-- What is being asked --
Retype each of the following items word for word, with no changes.

(Dataset excerpt)
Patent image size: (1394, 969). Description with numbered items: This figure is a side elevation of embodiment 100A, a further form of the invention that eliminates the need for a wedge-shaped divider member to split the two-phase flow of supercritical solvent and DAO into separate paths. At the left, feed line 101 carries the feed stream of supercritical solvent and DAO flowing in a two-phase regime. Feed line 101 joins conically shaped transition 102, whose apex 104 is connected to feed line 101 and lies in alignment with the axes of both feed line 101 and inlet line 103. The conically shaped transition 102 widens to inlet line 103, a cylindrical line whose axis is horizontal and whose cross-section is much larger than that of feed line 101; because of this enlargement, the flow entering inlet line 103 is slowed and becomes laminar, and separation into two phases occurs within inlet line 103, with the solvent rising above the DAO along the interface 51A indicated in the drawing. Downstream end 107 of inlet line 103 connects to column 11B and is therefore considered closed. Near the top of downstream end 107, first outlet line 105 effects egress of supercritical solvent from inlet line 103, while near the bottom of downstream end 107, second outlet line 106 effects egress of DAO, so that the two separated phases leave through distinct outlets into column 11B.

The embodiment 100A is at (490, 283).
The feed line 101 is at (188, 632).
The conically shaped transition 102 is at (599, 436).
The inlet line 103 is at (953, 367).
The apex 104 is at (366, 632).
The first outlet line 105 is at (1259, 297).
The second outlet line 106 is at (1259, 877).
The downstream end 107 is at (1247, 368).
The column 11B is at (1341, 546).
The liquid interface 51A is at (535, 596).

-- Response --
Patent image size: (1394, 969). Description with numbered items: This figure is a side elevation of embodiment 100A, a further form of the invention that eliminates the need for a wedge-shaped divider member to split the two-phase flow of supercritical solvent and DAO into separate paths. At the left, feed line 101 carries the feed stream of supercritical solvent and DAO flowing in a two-phase regime. Feed line 101 joins conically shaped transition 102, whose apex 104 is connected to feed line 101 and lies in alignment with the axes of both feed line 101 and inlet line 103. The conically shaped transition 102 widens to inlet line 103, a cylindrical line whose axis is horizontal and whose cross-section is much larger than that of feed line 101; because of this enlargement, the flow entering inlet line 103 is slowed and becomes laminar, and separation into two phases occurs within inlet line 103, with the solvent rising above the DAO along the interface 51A indicated in the drawing. Downstream end 107 of inlet line 103 connects to column 11B and is therefore considered closed. Near the top of downstream end 107, first outlet line 105 effects egress of supercritical solvent from inlet line 103, while near the bottom of downstream end 107, second outlet line 106 effects egress of DAO, so that the two separated phases leave through distinct outlets into column 11B.

The embodiment 100A is at (490, 283).
The feed line 101 is at (188, 632).
The conically shaped transition 102 is at (599, 436).
The inlet line 103 is at (953, 367).
The apex 104 is at (366, 632).
The first outlet line 105 is at (1259, 297).
The second outlet line 106 is at (1259, 877).
The downstream end 107 is at (1247, 368).
The column 11B is at (1341, 546).
The liquid interface 51A is at (535, 596).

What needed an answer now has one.